Work required:
You are to retype all of the data exactly as it appears.

####

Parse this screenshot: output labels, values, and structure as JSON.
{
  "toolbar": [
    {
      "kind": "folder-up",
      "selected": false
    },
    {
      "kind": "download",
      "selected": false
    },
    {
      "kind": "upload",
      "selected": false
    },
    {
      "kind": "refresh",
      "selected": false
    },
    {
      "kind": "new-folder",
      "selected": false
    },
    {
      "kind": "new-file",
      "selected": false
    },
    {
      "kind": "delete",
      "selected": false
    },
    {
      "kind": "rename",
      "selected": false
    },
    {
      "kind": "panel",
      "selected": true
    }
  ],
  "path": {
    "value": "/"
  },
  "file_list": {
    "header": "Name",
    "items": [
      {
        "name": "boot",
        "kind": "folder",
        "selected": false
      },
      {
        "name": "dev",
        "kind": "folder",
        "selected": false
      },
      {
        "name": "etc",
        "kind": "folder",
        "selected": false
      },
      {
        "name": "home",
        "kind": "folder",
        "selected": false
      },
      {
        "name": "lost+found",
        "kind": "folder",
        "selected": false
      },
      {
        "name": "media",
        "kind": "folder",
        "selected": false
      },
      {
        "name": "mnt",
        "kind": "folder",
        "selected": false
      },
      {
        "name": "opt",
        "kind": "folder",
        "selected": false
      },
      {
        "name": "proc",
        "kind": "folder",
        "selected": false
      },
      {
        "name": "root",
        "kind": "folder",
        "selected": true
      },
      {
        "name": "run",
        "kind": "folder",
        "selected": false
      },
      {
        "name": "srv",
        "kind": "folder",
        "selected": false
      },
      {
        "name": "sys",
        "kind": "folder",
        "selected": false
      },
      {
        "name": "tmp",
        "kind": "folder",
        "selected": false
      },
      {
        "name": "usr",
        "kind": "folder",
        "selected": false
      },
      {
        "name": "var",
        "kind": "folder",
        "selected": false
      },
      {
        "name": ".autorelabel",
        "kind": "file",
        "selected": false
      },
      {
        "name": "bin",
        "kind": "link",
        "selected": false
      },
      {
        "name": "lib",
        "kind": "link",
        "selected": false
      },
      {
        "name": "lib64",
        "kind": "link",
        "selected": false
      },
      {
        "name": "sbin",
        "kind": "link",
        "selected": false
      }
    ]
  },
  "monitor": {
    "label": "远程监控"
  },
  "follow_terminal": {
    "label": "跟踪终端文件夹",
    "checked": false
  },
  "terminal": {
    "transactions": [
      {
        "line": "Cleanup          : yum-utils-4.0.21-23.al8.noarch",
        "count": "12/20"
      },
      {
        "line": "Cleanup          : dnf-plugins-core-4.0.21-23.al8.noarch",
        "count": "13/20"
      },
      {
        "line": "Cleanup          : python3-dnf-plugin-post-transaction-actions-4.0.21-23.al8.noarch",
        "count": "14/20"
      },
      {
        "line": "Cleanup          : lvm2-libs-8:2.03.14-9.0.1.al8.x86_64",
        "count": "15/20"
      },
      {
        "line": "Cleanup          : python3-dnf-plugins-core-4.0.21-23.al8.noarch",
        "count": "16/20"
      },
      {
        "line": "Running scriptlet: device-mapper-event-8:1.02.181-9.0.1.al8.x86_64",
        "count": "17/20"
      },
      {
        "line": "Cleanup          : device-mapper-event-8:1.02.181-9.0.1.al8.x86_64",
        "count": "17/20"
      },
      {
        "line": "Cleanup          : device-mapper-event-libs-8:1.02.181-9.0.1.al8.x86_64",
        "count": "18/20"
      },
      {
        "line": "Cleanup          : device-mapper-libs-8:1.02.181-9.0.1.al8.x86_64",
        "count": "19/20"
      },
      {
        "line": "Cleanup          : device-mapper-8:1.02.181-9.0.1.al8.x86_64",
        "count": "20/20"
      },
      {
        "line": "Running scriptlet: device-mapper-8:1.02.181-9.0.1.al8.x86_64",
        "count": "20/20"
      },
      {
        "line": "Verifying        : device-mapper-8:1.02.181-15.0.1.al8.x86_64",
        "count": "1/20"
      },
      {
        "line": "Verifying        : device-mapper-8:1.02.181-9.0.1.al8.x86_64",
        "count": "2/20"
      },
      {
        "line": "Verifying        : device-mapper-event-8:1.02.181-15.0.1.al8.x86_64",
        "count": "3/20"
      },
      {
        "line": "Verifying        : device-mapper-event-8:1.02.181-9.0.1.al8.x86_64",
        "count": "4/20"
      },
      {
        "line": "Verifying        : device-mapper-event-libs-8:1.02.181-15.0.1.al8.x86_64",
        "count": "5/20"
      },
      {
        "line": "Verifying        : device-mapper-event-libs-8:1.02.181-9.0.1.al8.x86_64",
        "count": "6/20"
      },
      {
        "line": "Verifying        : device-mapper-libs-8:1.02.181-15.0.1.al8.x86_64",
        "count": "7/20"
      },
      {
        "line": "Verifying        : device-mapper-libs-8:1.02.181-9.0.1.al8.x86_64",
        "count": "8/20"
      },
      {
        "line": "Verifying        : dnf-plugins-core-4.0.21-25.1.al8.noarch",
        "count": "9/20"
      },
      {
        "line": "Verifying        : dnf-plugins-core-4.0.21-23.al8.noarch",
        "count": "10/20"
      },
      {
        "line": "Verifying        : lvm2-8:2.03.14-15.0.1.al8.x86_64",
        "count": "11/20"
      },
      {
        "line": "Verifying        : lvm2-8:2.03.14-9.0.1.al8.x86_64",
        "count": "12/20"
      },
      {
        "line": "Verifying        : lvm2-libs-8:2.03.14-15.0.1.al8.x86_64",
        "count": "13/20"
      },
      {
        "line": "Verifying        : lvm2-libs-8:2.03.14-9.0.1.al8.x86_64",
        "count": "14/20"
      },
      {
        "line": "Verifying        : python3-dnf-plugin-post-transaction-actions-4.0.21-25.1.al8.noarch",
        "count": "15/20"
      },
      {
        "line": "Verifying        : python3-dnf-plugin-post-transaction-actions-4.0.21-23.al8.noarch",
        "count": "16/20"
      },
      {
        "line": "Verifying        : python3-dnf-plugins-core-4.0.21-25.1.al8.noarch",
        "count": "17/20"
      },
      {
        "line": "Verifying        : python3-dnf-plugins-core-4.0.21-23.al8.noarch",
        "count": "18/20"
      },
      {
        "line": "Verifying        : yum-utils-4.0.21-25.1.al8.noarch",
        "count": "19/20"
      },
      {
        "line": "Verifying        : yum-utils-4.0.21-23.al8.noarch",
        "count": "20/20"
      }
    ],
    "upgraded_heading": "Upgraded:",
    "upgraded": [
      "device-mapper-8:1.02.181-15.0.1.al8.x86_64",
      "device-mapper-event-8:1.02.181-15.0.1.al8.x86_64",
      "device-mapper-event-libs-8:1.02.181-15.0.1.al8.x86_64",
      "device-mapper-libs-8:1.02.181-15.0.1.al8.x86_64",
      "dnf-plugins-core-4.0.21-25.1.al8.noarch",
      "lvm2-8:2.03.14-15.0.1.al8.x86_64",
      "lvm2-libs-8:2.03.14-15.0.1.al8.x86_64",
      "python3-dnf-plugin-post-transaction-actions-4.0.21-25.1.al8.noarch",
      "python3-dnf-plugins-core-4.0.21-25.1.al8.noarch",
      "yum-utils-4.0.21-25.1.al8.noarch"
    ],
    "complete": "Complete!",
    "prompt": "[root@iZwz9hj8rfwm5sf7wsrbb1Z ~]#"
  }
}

####

Output of the task:
Parse this screenshot: output labels, values, and structure as JSON.
{
  "toolbar": [
    {
      "kind": "folder-up",
      "selected": false
    },
    {
      "kind": "download",
      "selected": false
    },
    {
      "kind": "upload",
      "selected": false
    },
    {
      "kind": "refresh",
      "selected": false
    },
    {
      "kind": "new-folder",
      "selected": false
    },
    {
      "kind": "new-file",
      "selected": false
    },
    {
      "kind": "delete",
      "selected": false
    },
    {
      "kind": "rename",
      "selected": false
    },
    {
      "kind": "panel",
      "selected": true
    }
  ],
  "path": {
    "value": "/"
  },
  "file_list": {
    "header": "Name",
    "items": [
      {
        "name": "boot",
        "kind": "folder",
        "selected": false
      },
      {
        "name": "dev",
        "kind": "folder",
        "selected": false
      },
      {
        "name": "etc",
        "kind": "folder",
        "selected": false
      },
      {
        "name": "home",
        "kind": "folder",
        "selected": false
      },
      {
        "name": "lost+found",
        "kind": "folder",
        "selected": false
      },
      {
        "name": "media",
        "kind": "folder",
        "selected": false
      },
      {
        "name": "mnt",
        "kind": "folder",
        "selected": false
      },
      {
        "name": "opt",
        "kind": "folder",
        "selected": false
      },
      {
        "name": "proc",
        "kind": "folder",
        "selected": false
      },
      {
        "name": "root",
        "kind": "folder",
        "selected": true
      },
      {
        "name": "run",
        "kind": "folder",
        "selected": false
      },
      {
        "name": "srv",
        "kind": "folder",
        "selected": false
      },
      {
        "name": "sys",
        "kind": "folder",
        "selected": false
      },
      {
        "name": "tmp",
        "kind": "folder",
        "selected": false
      },
      {
        "name": "usr",
        "kind": "folder",
        "selected": false
      },
      {
        "name": "var",
        "kind": "folder",
        "selected": false
      },
      {
        "name": ".autorelabel",
        "kind": "file",
        "selected": false
      },
      {
        "name": "bin",
        "kind": "link",
        "selected": false
      },
      {
        "name": "lib",
        "kind": "link",
        "selected": false
      },
      {
        "name": "lib64",
        "kind": "link",
        "selected": false
      },
      {
        "name": "sbin",
        "kind": "link",
        "selected": false
      }
    ]
  },
  "monitor": {
    "label": "远程监控"
  },
  "follow_terminal": {
    "label": "跟踪终端文件夹",
    "checked": false
  },
  "terminal": {
    "transactions": [
      {
        "line": "Cleanup          : yum-utils-4.0.21-23.al8.noarch",
        "count": "12/20"
      },
      {
        "line": "Cleanup          : dnf-plugins-core-4.0.21-23.al8.noarch",
        "count": "13/20"
      },
      {
        "line": "Cleanup          : python3-dnf-plugin-post-transaction-actions-4.0.21-23.al8.noarch",
        "count": "14/20"
      },
      {
        "line": "Cleanup          : lvm2-libs-8:2.03.14-9.0.1.al8.x86_64",
        "count": "15/20"
      },
      {
        "line": "Cleanup          : python3-dnf-plugins-core-4.0.21-23.al8.noarch",
        "count": "16/20"
      },
      {
        "line": "Running scriptlet: device-mapper-event-8:1.02.181-9.0.1.al8.x86_64",
        "count": "17/20"
      },
      {
        "line": "Cleanup          : device-mapper-event-8:1.02.181-9.0.1.al8.x86_64",
        "count": "17/20"
      },
      {
        "line": "Cleanup          : device-mapper-event-libs-8:1.02.181-9.0.1.al8.x86_64",
        "count": "18/20"
      },
      {
        "line": "Cleanup          : device-mapper-libs-8:1.02.181-9.0.1.al8.x86_64",
        "count": "19/20"
      },
      {
        "line": "Cleanup          : device-mapper-8:1.02.181-9.0.1.al8.x86_64",
        "count": "20/20"
      },
      {
        "line": "Running scriptlet: device-mapper-8:1.02.181-9.0.1.al8.x86_64",
        "count": "20/20"
      },
      {
        "line": "Verifying        : device-mapper-8:1.02.181-15.0.1.al8.x86_64",
        "count": "1/20"
      },
      {
        "line": "Verifying        : device-mapper-8:1.02.181-9.0.1.al8.x86_64",
        "count": "2/20"
      },
      {
        "line": "Verifying        : device-mapper-event-8:1.02.181-15.0.1.al8.x86_64",
        "count": "3/20"
      },
      {
        "line": "Verifying        : device-mapper-event-8:1.02.181-9.0.1.al8.x86_64",
        "count": "4/20"
      },
      {
        "line": "Verifying        : device-mapper-event-libs-8:1.02.181-15.0.1.al8.x86_64",
        "count": "5/20"
      },
      {
        "line": "Verifying        : device-mapper-event-libs-8:1.02.181-9.0.1.al8.x86_64",
        "count": "6/20"
      },
      {
        "line": "Verifying        : device-mapper-libs-8:1.02.181-15.0.1.al8.x86_64",
        "count": "7/20"
      },
      {
        "line": "Verifying        : device-mapper-libs-8:1.02.181-9.0.1.al8.x86_64",
        "count": "8/20"
      },
      {
        "line": "Verifying        : dnf-plugins-core-4.0.21-25.1.al8.noarch",
        "count": "9/20"
      },
      {
        "line": "Verifying        : dnf-plugins-core-4.0.21-23.al8.noarch",
        "count": "10/20"
      },
      {
        "line": "Verifying        : lvm2-8:2.03.14-15.0.1.al8.x86_64",
        "count": "11/20"
      },
      {
        "line": "Verifying        : lvm2-8:2.03.14-9.0.1.al8.x86_64",
        "count": "12/20"
      },
      {
        "line": "Verifying        : lvm2-libs-8:2.03.14-15.0.1.al8.x86_64",
        "count": "13/20"
      },
      {
        "line": "Verifying        : lvm2-libs-8:2.03.14-9.0.1.al8.x86_64",
        "count": "14/20"
      },
      {
        "line": "Verifying        : python3-dnf-plugin-post-transaction-actions-4.0.21-25.1.al8.noarch",
        "count": "15/20"
      },
      {
        "line": "Verifying        : python3-dnf-plugin-post-transaction-actions-4.0.21-23.al8.noarch",
        "count": "16/20"
      },
      {
        "line": "Verifying        : python3-dnf-plugins-core-4.0.21-25.1.al8.noarch",
        "count": "17/20"
      },
      {
        "line": "Verifying        : python3-dnf-plugins-core-4.0.21-23.al8.noarch",
        "count": "18/20"
      },
      {
        "line": "Verifying        : yum-utils-4.0.21-25.1.al8.noarch",
        "count": "19/20"
      },
      {
        "line": "Verifying        : yum-utils-4.0.21-23.al8.noarch",
        "count": "20/20"
      }
    ],
    "upgraded_heading": "Upgraded:",
    "upgraded": [
      "device-mapper-8:1.02.181-15.0.1.al8.x86_64",
      "device-mapper-event-8:1.02.181-15.0.1.al8.x86_64",
      "device-mapper-event-libs-8:1.02.181-15.0.1.al8.x86_64",
      "device-mapper-libs-8:1.02.181-15.0.1.al8.x86_64",
      "dnf-plugins-core-4.0.21-25.1.al8.noarch",
      "lvm2-8:2.03.14-15.0.1.al8.x86_64",
      "lvm2-libs-8:2.03.14-15.0.1.al8.x86_64",
      "python3-dnf-plugin-post-transaction-actions-4.0.21-25.1.al8.noarch",
      "python3-dnf-plugins-core-4.0.21-25.1.al8.noarch",
      "yum-utils-4.0.21-25.1.al8.noarch"
    ],
    "complete": "Complete!",
    "prompt": "[root@iZwz9hj8rfwm5sf7wsrbb1Z ~]#"
  }
}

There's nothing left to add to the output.